- [What is needed]: Sift the material for lines containing "color", and return them.

- [Recorded information]:

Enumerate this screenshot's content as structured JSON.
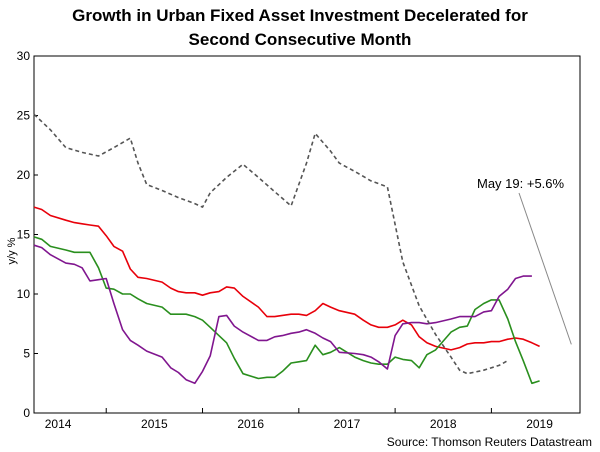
{
  "chart_data": {
    "type": "line",
    "title_line1": "Growth in Urban Fixed Asset Investment Decelerated for",
    "title_line2": "Second Consecutive Month",
    "ylabel": "y/y %",
    "xlabel": "",
    "ylim": [
      0,
      30
    ],
    "yticks": [
      0,
      5,
      10,
      15,
      20,
      25,
      30
    ],
    "xlim": [
      2013.75,
      2019.42
    ],
    "year_labels": [
      {
        "label": "2014",
        "x": 2014.0
      },
      {
        "label": "2015",
        "x": 2015.0
      },
      {
        "label": "2016",
        "x": 2016.0
      },
      {
        "label": "2017",
        "x": 2017.0
      },
      {
        "label": "2018",
        "x": 2018.0
      },
      {
        "label": "2019",
        "x": 2019.0
      }
    ],
    "year_ticks": [
      2014.5,
      2015.5,
      2016.5,
      2017.5,
      2018.5
    ],
    "grid": false,
    "legend": "none",
    "annotation": {
      "text": "May 19: +5.6%",
      "x": 2019.33,
      "y": 5.6
    },
    "source": "Source: Thomson Reuters Datastream",
    "series": [
      {
        "color": "#e8000a",
        "style": "solid",
        "points": [
          [
            2013.75,
            17.3
          ],
          [
            2013.83,
            17.1
          ],
          [
            2013.92,
            16.6
          ],
          [
            2014.08,
            16.2
          ],
          [
            2014.17,
            16.0
          ],
          [
            2014.25,
            15.9
          ],
          [
            2014.33,
            15.8
          ],
          [
            2014.42,
            15.7
          ],
          [
            2014.5,
            14.9
          ],
          [
            2014.58,
            14.0
          ],
          [
            2014.67,
            13.6
          ],
          [
            2014.75,
            12.1
          ],
          [
            2014.83,
            11.4
          ],
          [
            2014.92,
            11.3
          ],
          [
            2015.08,
            11.0
          ],
          [
            2015.17,
            10.5
          ],
          [
            2015.25,
            10.2
          ],
          [
            2015.33,
            10.1
          ],
          [
            2015.42,
            10.1
          ],
          [
            2015.5,
            9.9
          ],
          [
            2015.58,
            10.1
          ],
          [
            2015.67,
            10.2
          ],
          [
            2015.75,
            10.6
          ],
          [
            2015.83,
            10.5
          ],
          [
            2015.92,
            9.8
          ],
          [
            2016.08,
            8.9
          ],
          [
            2016.17,
            8.1
          ],
          [
            2016.25,
            8.1
          ],
          [
            2016.33,
            8.2
          ],
          [
            2016.42,
            8.3
          ],
          [
            2016.5,
            8.3
          ],
          [
            2016.58,
            8.2
          ],
          [
            2016.67,
            8.6
          ],
          [
            2016.75,
            9.2
          ],
          [
            2016.83,
            8.9
          ],
          [
            2016.92,
            8.6
          ],
          [
            2017.08,
            8.3
          ],
          [
            2017.17,
            7.8
          ],
          [
            2017.25,
            7.4
          ],
          [
            2017.33,
            7.2
          ],
          [
            2017.42,
            7.2
          ],
          [
            2017.5,
            7.4
          ],
          [
            2017.58,
            7.8
          ],
          [
            2017.67,
            7.4
          ],
          [
            2017.75,
            6.4
          ],
          [
            2017.83,
            5.9
          ],
          [
            2017.92,
            5.6
          ],
          [
            2018.08,
            5.3
          ],
          [
            2018.17,
            5.5
          ],
          [
            2018.25,
            5.8
          ],
          [
            2018.33,
            5.9
          ],
          [
            2018.42,
            5.9
          ],
          [
            2018.5,
            6.0
          ],
          [
            2018.58,
            6.0
          ],
          [
            2018.67,
            6.2
          ],
          [
            2018.75,
            6.3
          ],
          [
            2018.83,
            6.2
          ],
          [
            2018.92,
            5.9
          ],
          [
            2019.0,
            5.6
          ]
        ]
      },
      {
        "color": "#2a8f1e",
        "style": "solid",
        "points": [
          [
            2013.75,
            14.8
          ],
          [
            2013.83,
            14.6
          ],
          [
            2013.92,
            14.0
          ],
          [
            2014.08,
            13.7
          ],
          [
            2014.17,
            13.5
          ],
          [
            2014.25,
            13.5
          ],
          [
            2014.33,
            13.5
          ],
          [
            2014.42,
            12.2
          ],
          [
            2014.5,
            10.5
          ],
          [
            2014.58,
            10.4
          ],
          [
            2014.67,
            10.0
          ],
          [
            2014.75,
            10.0
          ],
          [
            2014.83,
            9.6
          ],
          [
            2014.92,
            9.2
          ],
          [
            2015.08,
            8.9
          ],
          [
            2015.17,
            8.3
          ],
          [
            2015.25,
            8.3
          ],
          [
            2015.33,
            8.3
          ],
          [
            2015.42,
            8.1
          ],
          [
            2015.5,
            7.8
          ],
          [
            2015.58,
            7.2
          ],
          [
            2015.67,
            6.5
          ],
          [
            2015.75,
            5.9
          ],
          [
            2015.83,
            4.6
          ],
          [
            2015.92,
            3.3
          ],
          [
            2016.08,
            2.9
          ],
          [
            2016.17,
            3.0
          ],
          [
            2016.25,
            3.0
          ],
          [
            2016.33,
            3.5
          ],
          [
            2016.42,
            4.2
          ],
          [
            2016.5,
            4.3
          ],
          [
            2016.58,
            4.4
          ],
          [
            2016.67,
            5.7
          ],
          [
            2016.75,
            4.9
          ],
          [
            2016.83,
            5.1
          ],
          [
            2016.92,
            5.5
          ],
          [
            2017.08,
            4.7
          ],
          [
            2017.17,
            4.4
          ],
          [
            2017.25,
            4.2
          ],
          [
            2017.33,
            4.1
          ],
          [
            2017.42,
            4.1
          ],
          [
            2017.5,
            4.7
          ],
          [
            2017.58,
            4.5
          ],
          [
            2017.67,
            4.4
          ],
          [
            2017.75,
            3.8
          ],
          [
            2017.83,
            4.9
          ],
          [
            2017.92,
            5.3
          ],
          [
            2018.08,
            6.8
          ],
          [
            2018.17,
            7.2
          ],
          [
            2018.25,
            7.3
          ],
          [
            2018.33,
            8.7
          ],
          [
            2018.42,
            9.2
          ],
          [
            2018.5,
            9.5
          ],
          [
            2018.58,
            9.5
          ],
          [
            2018.67,
            7.9
          ],
          [
            2018.75,
            6.0
          ],
          [
            2018.83,
            4.4
          ],
          [
            2018.92,
            2.5
          ],
          [
            2019.0,
            2.7
          ]
        ]
      },
      {
        "color": "#80168f",
        "style": "solid",
        "points": [
          [
            2013.75,
            14.1
          ],
          [
            2013.83,
            13.9
          ],
          [
            2013.92,
            13.3
          ],
          [
            2014.08,
            12.6
          ],
          [
            2014.17,
            12.5
          ],
          [
            2014.25,
            12.2
          ],
          [
            2014.33,
            11.1
          ],
          [
            2014.42,
            11.2
          ],
          [
            2014.5,
            11.3
          ],
          [
            2014.58,
            9.2
          ],
          [
            2014.67,
            7.0
          ],
          [
            2014.75,
            6.1
          ],
          [
            2014.83,
            5.7
          ],
          [
            2014.92,
            5.2
          ],
          [
            2015.08,
            4.7
          ],
          [
            2015.17,
            3.8
          ],
          [
            2015.25,
            3.4
          ],
          [
            2015.33,
            2.8
          ],
          [
            2015.42,
            2.5
          ],
          [
            2015.5,
            3.5
          ],
          [
            2015.58,
            4.8
          ],
          [
            2015.67,
            8.1
          ],
          [
            2015.75,
            8.2
          ],
          [
            2015.83,
            7.3
          ],
          [
            2015.92,
            6.8
          ],
          [
            2016.08,
            6.1
          ],
          [
            2016.17,
            6.1
          ],
          [
            2016.25,
            6.4
          ],
          [
            2016.33,
            6.5
          ],
          [
            2016.42,
            6.7
          ],
          [
            2016.5,
            6.8
          ],
          [
            2016.58,
            7.0
          ],
          [
            2016.67,
            6.7
          ],
          [
            2016.75,
            6.3
          ],
          [
            2016.83,
            6.0
          ],
          [
            2016.92,
            5.1
          ],
          [
            2017.08,
            5.0
          ],
          [
            2017.17,
            4.9
          ],
          [
            2017.25,
            4.7
          ],
          [
            2017.33,
            4.3
          ],
          [
            2017.42,
            3.7
          ],
          [
            2017.5,
            6.5
          ],
          [
            2017.58,
            7.5
          ],
          [
            2017.67,
            7.6
          ],
          [
            2017.75,
            7.6
          ],
          [
            2017.83,
            7.5
          ],
          [
            2017.92,
            7.6
          ],
          [
            2018.08,
            7.9
          ],
          [
            2018.17,
            8.1
          ],
          [
            2018.25,
            8.1
          ],
          [
            2018.33,
            8.1
          ],
          [
            2018.42,
            8.5
          ],
          [
            2018.5,
            8.6
          ],
          [
            2018.58,
            9.8
          ],
          [
            2018.67,
            10.4
          ],
          [
            2018.75,
            11.3
          ],
          [
            2018.83,
            11.5
          ],
          [
            2018.92,
            11.5
          ]
        ]
      },
      {
        "color": "#555555",
        "style": "dashed",
        "points": [
          [
            2013.75,
            25.1
          ],
          [
            2013.92,
            23.8
          ],
          [
            2014.08,
            22.3
          ],
          [
            2014.25,
            21.9
          ],
          [
            2014.42,
            21.6
          ],
          [
            2014.58,
            22.3
          ],
          [
            2014.75,
            23.1
          ],
          [
            2014.83,
            21.0
          ],
          [
            2014.92,
            19.2
          ],
          [
            2015.08,
            18.7
          ],
          [
            2015.25,
            18.1
          ],
          [
            2015.42,
            17.6
          ],
          [
            2015.5,
            17.3
          ],
          [
            2015.58,
            18.5
          ],
          [
            2015.75,
            19.8
          ],
          [
            2015.92,
            20.9
          ],
          [
            2016.08,
            19.8
          ],
          [
            2016.25,
            18.6
          ],
          [
            2016.42,
            17.4
          ],
          [
            2016.58,
            21.0
          ],
          [
            2016.67,
            23.5
          ],
          [
            2016.83,
            22.0
          ],
          [
            2016.92,
            21.0
          ],
          [
            2017.08,
            20.3
          ],
          [
            2017.25,
            19.5
          ],
          [
            2017.42,
            19.0
          ],
          [
            2017.58,
            12.7
          ],
          [
            2017.75,
            9.0
          ],
          [
            2017.92,
            6.6
          ],
          [
            2018.08,
            4.7
          ],
          [
            2018.17,
            3.6
          ],
          [
            2018.25,
            3.3
          ],
          [
            2018.42,
            3.6
          ],
          [
            2018.58,
            4.0
          ],
          [
            2018.67,
            4.4
          ]
        ]
      }
    ]
  }
}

- [Answer for this exercise]:
        "color": "#e8000a",
        "color": "#2a8f1e",
        "color": "#80168f",
        "color": "#555555",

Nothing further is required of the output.